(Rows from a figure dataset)

((

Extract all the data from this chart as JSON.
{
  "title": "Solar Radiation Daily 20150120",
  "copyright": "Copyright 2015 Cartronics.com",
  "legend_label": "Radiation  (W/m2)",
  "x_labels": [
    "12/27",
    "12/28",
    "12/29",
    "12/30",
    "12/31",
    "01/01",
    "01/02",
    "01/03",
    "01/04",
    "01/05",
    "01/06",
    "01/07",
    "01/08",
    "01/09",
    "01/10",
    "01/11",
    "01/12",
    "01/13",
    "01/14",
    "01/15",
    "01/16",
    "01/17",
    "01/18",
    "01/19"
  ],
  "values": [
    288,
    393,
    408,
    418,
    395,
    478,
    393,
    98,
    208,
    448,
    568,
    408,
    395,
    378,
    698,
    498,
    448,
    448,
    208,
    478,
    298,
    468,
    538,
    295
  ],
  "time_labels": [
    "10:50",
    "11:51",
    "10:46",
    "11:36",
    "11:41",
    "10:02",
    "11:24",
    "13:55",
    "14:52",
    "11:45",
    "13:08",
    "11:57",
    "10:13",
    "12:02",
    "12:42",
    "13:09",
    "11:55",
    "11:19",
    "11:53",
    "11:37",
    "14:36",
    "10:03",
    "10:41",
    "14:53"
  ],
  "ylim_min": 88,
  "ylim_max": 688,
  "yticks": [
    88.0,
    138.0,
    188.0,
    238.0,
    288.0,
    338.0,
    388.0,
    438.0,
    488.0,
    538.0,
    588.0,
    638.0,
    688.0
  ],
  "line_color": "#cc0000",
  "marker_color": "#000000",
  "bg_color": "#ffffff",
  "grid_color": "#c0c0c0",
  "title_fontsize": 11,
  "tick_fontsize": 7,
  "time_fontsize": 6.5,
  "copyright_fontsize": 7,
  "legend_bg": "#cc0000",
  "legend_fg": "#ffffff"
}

))

Required task:
Write down the full listing again, exactly.

Correct result:
Extract all the data from this chart as JSON.
{
  "title": "Solar Radiation Daily 20150120",
  "copyright": "Copyright 2015 Cartronics.com",
  "legend_label": "Radiation  (W/m2)",
  "x_labels": [
    "12/27",
    "12/28",
    "12/29",
    "12/30",
    "12/31",
    "01/01",
    "01/02",
    "01/03",
    "01/04",
    "01/05",
    "01/06",
    "01/07",
    "01/08",
    "01/09",
    "01/10",
    "01/11",
    "01/12",
    "01/13",
    "01/14",
    "01/15",
    "01/16",
    "01/17",
    "01/18",
    "01/19"
  ],
  "values": [
    288,
    393,
    408,
    418,
    395,
    478,
    393,
    98,
    208,
    448,
    568,
    408,
    395,
    378,
    698,
    498,
    448,
    448,
    208,
    478,
    298,
    468,
    538,
    295
  ],
  "time_labels": [
    "10:50",
    "11:51",
    "10:46",
    "11:36",
    "11:41",
    "10:02",
    "11:24",
    "13:55",
    "14:52",
    "11:45",
    "13:08",
    "11:57",
    "10:13",
    "12:02",
    "12:42",
    "13:09",
    "11:55",
    "11:19",
    "11:53",
    "11:37",
    "14:36",
    "10:03",
    "10:41",
    "14:53"
  ],
  "ylim_min": 88,
  "ylim_max": 688,
  "yticks": [
    88.0,
    138.0,
    188.0,
    238.0,
    288.0,
    338.0,
    388.0,
    438.0,
    488.0,
    538.0,
    588.0,
    638.0,
    688.0
  ],
  "line_color": "#cc0000",
  "marker_color": "#000000",
  "bg_color": "#ffffff",
  "grid_color": "#c0c0c0",
  "title_fontsize": 11,
  "tick_fontsize": 7,
  "time_fontsize": 6.5,
  "copyright_fontsize": 7,
  "legend_bg": "#cc0000",
  "legend_fg": "#ffffff"
}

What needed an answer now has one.